# Direction
Below are entries to be transcribed exactly; exclude the pictures from the copy.

# Source material
BEGIN

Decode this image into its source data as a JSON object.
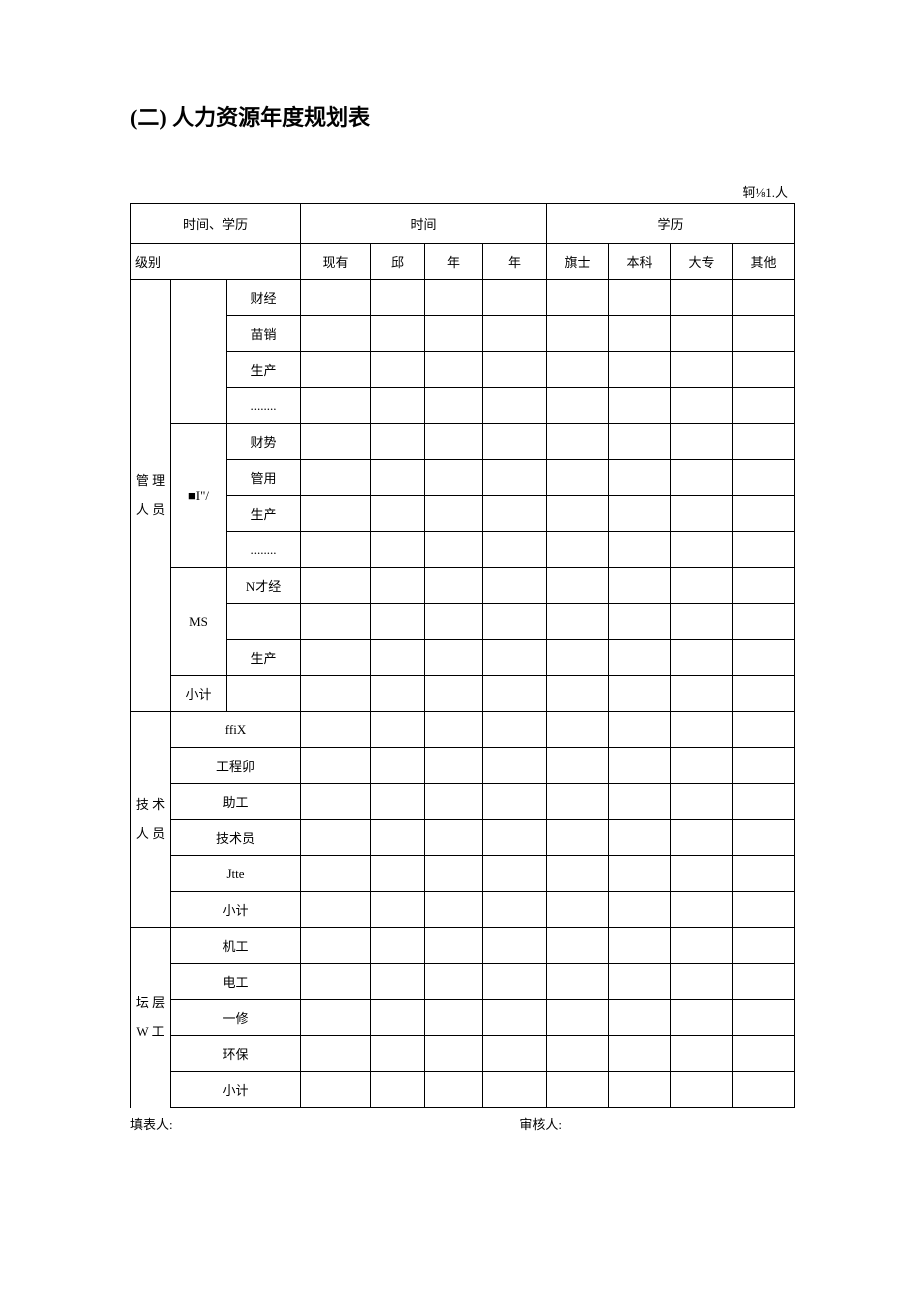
{
  "title": "(二) 人力资源年度规划表",
  "unit_label": "轲⅛1.人",
  "header": {
    "corner": "时间、学历",
    "time_group": "时间",
    "edu_group": "学历",
    "level_label": "级别",
    "cols": {
      "c1": "现有",
      "c2": "邱",
      "c3": "年",
      "c4": "年",
      "c5": "旗士",
      "c6": "本科",
      "c7": "大专",
      "c8": "其他"
    }
  },
  "groups": {
    "g1": {
      "label": "管 理 人 员",
      "sub1": {
        "label": "",
        "rows": [
          "财经",
          "苗销",
          "生产",
          "........"
        ]
      },
      "sub2": {
        "label": "■I\"/",
        "rows": [
          "财势",
          "管用",
          "生产",
          "........"
        ]
      },
      "sub3": {
        "label": "MS",
        "rows": [
          "N才经",
          "",
          "生产"
        ]
      },
      "subtotal": "小计"
    },
    "g2": {
      "label": "技 术 人 员",
      "rows": [
        "ffiX",
        "工程卯",
        "助工",
        "技术员",
        "Jtte",
        "小计"
      ]
    },
    "g3": {
      "label": "坛 层 W 工",
      "rows": [
        "机工",
        "电工",
        "一修",
        "环保",
        "小计"
      ]
    }
  },
  "footer": {
    "left": "填表人:",
    "right": "审核人:"
  }
}
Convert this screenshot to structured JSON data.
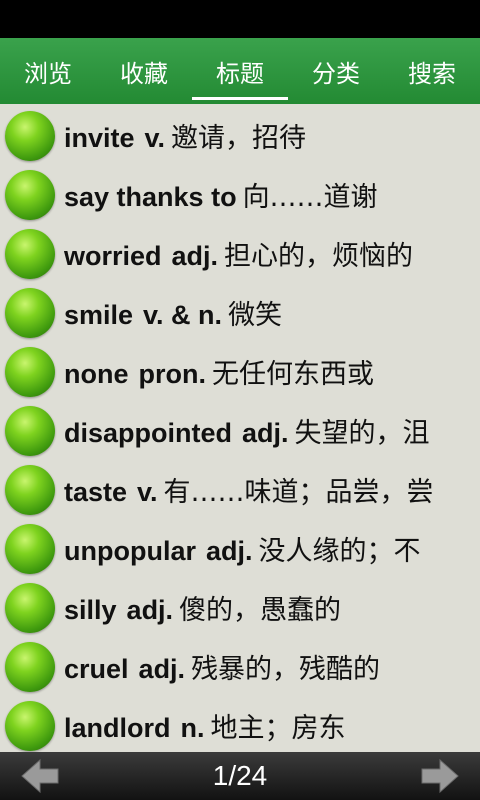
{
  "tabs": [
    {
      "label": "浏览",
      "active": false
    },
    {
      "label": "收藏",
      "active": false
    },
    {
      "label": "标题",
      "active": true
    },
    {
      "label": "分类",
      "active": false
    },
    {
      "label": "搜索",
      "active": false
    }
  ],
  "entries": [
    {
      "word": "invite",
      "pos": "v.",
      "meaning": "邀请，招待"
    },
    {
      "word": "say thanks to",
      "pos": "",
      "meaning": "向……道谢"
    },
    {
      "word": "worried",
      "pos": "adj.",
      "meaning": "担心的，烦恼的"
    },
    {
      "word": "smile",
      "pos": "v. & n.",
      "meaning": "微笑"
    },
    {
      "word": "none",
      "pos": "pron.",
      "meaning": "无任何东西或"
    },
    {
      "word": "disappointed",
      "pos": "adj.",
      "meaning": "失望的，沮"
    },
    {
      "word": "taste",
      "pos": "v.",
      "meaning": "有……味道；品尝，尝"
    },
    {
      "word": "unpopular",
      "pos": "adj.",
      "meaning": "没人缘的；不"
    },
    {
      "word": "silly",
      "pos": "adj.",
      "meaning": "傻的，愚蠢的"
    },
    {
      "word": "cruel",
      "pos": "adj.",
      "meaning": "残暴的，残酷的"
    },
    {
      "word": "landlord",
      "pos": "n.",
      "meaning": "地主；房东"
    }
  ],
  "pager": {
    "text": "1/24"
  },
  "colors": {
    "tabbar": "#2e9640",
    "background": "#deded6",
    "bottombar": "#1e1e1e"
  }
}
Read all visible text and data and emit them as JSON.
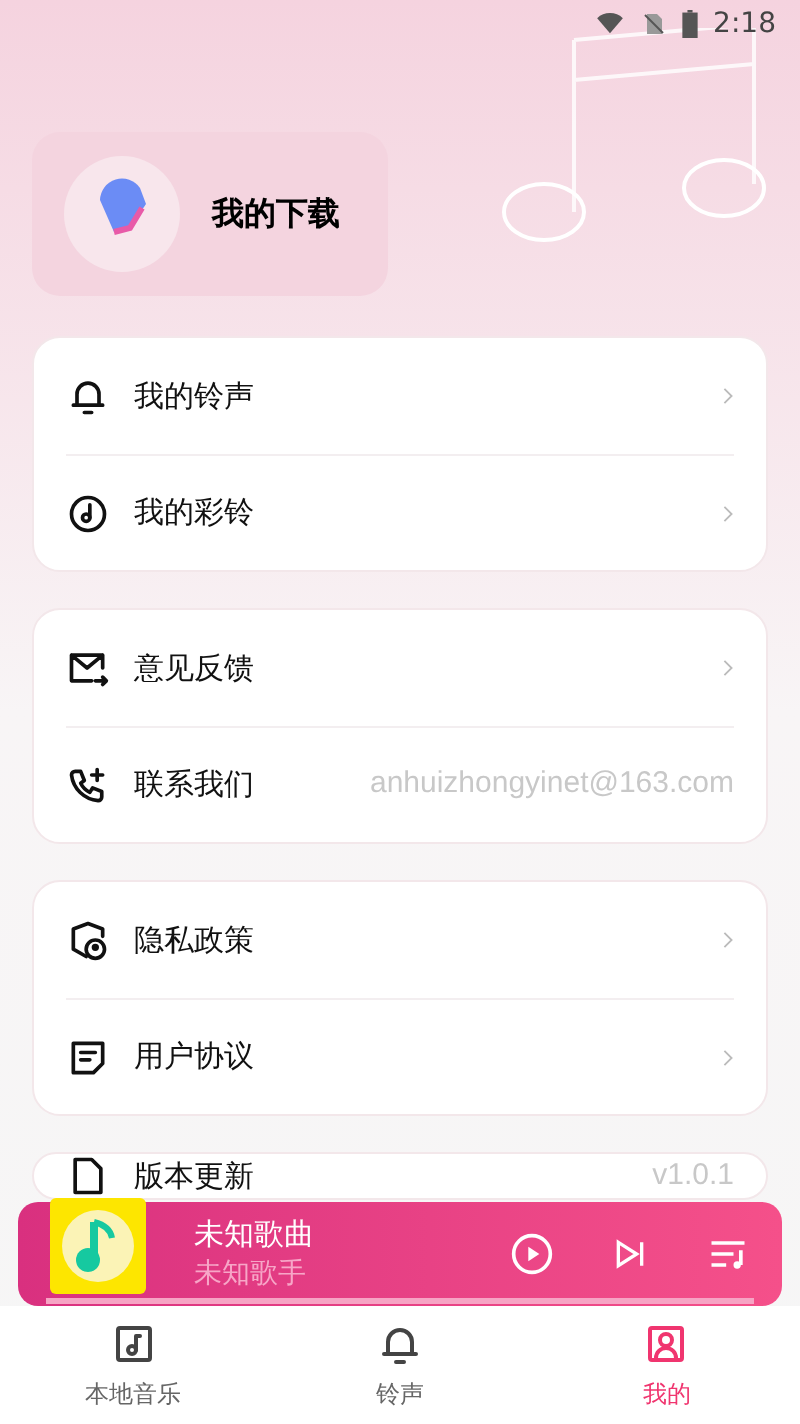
{
  "status_bar": {
    "time": "2:18"
  },
  "download": {
    "label": "我的下载"
  },
  "groups": [
    {
      "items": [
        {
          "label": "我的铃声"
        },
        {
          "label": "我的彩铃"
        }
      ]
    },
    {
      "items": [
        {
          "label": "意见反馈"
        },
        {
          "label": "联系我们",
          "value": "anhuizhongyinet@163.com"
        }
      ]
    },
    {
      "items": [
        {
          "label": "隐私政策"
        },
        {
          "label": "用户协议"
        }
      ]
    },
    {
      "items": [
        {
          "label": "版本更新",
          "value": "v1.0.1"
        }
      ]
    }
  ],
  "player": {
    "title": "未知歌曲",
    "artist": "未知歌手"
  },
  "nav": [
    {
      "label": "本地音乐",
      "selected": false
    },
    {
      "label": "铃声",
      "selected": false
    },
    {
      "label": "我的",
      "selected": true
    }
  ]
}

END

# Task answer
Decode this image into its source data as a JSON object.
{
  "title": "(二) 人力资源年度规划表",
  "unit_label": "轲⅛1.人",
  "header": {
    "corner": "时间、学历",
    "time_group": "时间",
    "edu_group": "学历",
    "level_label": "级别",
    "cols": {
      "c1": "现有",
      "c2": "邱",
      "c3": "年",
      "c4": "年",
      "c5": "旗士",
      "c6": "本科",
      "c7": "大专",
      "c8": "其他"
    }
  },
  "groups": {
    "g1": {
      "label": "管 理 人 员",
      "sub1": {
        "label": "",
        "rows": [
          "财经",
          "苗销",
          "生产",
          "........"
        ]
      },
      "sub2": {
        "label": "■I\"/",
        "rows": [
          "财势",
          "管用",
          "生产",
          "........"
        ]
      },
      "sub3": {
        "label": "MS",
        "rows": [
          "N才经",
          "",
          "生产"
        ]
      },
      "subtotal": "小计"
    },
    "g2": {
      "label": "技 术 人 员",
      "rows": [
        "ffiX",
        "工程卯",
        "助工",
        "技术员",
        "Jtte",
        "小计"
      ]
    },
    "g3": {
      "label": "坛 层 W 工",
      "rows": [
        "机工",
        "电工",
        "一修",
        "环保",
        "小计"
      ]
    }
  },
  "footer": {
    "left": "填表人:",
    "right": "审核人:"
  }
}
Convert this screenshot to structured JSON data.
{
  "tabs": [
    {
      "label": "浏览",
      "active": false
    },
    {
      "label": "收藏",
      "active": false
    },
    {
      "label": "标题",
      "active": true
    },
    {
      "label": "分类",
      "active": false
    },
    {
      "label": "搜索",
      "active": false
    }
  ],
  "entries": [
    {
      "word": "invite",
      "pos": "v.",
      "meaning": "邀请，招待"
    },
    {
      "word": "say thanks to",
      "pos": "",
      "meaning": "向……道谢"
    },
    {
      "word": "worried",
      "pos": "adj.",
      "meaning": "担心的，烦恼的"
    },
    {
      "word": "smile",
      "pos": "v. & n.",
      "meaning": "微笑"
    },
    {
      "word": "none",
      "pos": "pron.",
      "meaning": "无任何东西或"
    },
    {
      "word": "disappointed",
      "pos": "adj.",
      "meaning": "失望的，沮"
    },
    {
      "word": "taste",
      "pos": "v.",
      "meaning": "有……味道；品尝，尝"
    },
    {
      "word": "unpopular",
      "pos": "adj.",
      "meaning": "没人缘的；不"
    },
    {
      "word": "silly",
      "pos": "adj.",
      "meaning": "傻的，愚蠢的"
    },
    {
      "word": "cruel",
      "pos": "adj.",
      "meaning": "残暴的，残酷的"
    },
    {
      "word": "landlord",
      "pos": "n.",
      "meaning": "地主；房东"
    }
  ],
  "pager": {
    "text": "1/24"
  },
  "colors": {
    "tabbar": "#2e9640",
    "background": "#deded6",
    "bottombar": "#1e1e1e"
  }
}
Read all visible text and data and emit them as JSON.
{
  "status_bar": {
    "time": "2:18"
  },
  "download": {
    "label": "我的下载"
  },
  "groups": [
    {
      "items": [
        {
          "label": "我的铃声"
        },
        {
          "label": "我的彩铃"
        }
      ]
    },
    {
      "items": [
        {
          "label": "意见反馈"
        },
        {
          "label": "联系我们",
          "value": "anhuizhongyinet@163.com"
        }
      ]
    },
    {
      "items": [
        {
          "label": "隐私政策"
        },
        {
          "label": "用户协议"
        }
      ]
    },
    {
      "items": [
        {
          "label": "版本更新",
          "value": "v1.0.1"
        }
      ]
    }
  ],
  "player": {
    "title": "未知歌曲",
    "artist": "未知歌手"
  },
  "nav": [
    {
      "label": "本地音乐",
      "selected": false
    },
    {
      "label": "铃声",
      "selected": false
    },
    {
      "label": "我的",
      "selected": true
    }
  ]
}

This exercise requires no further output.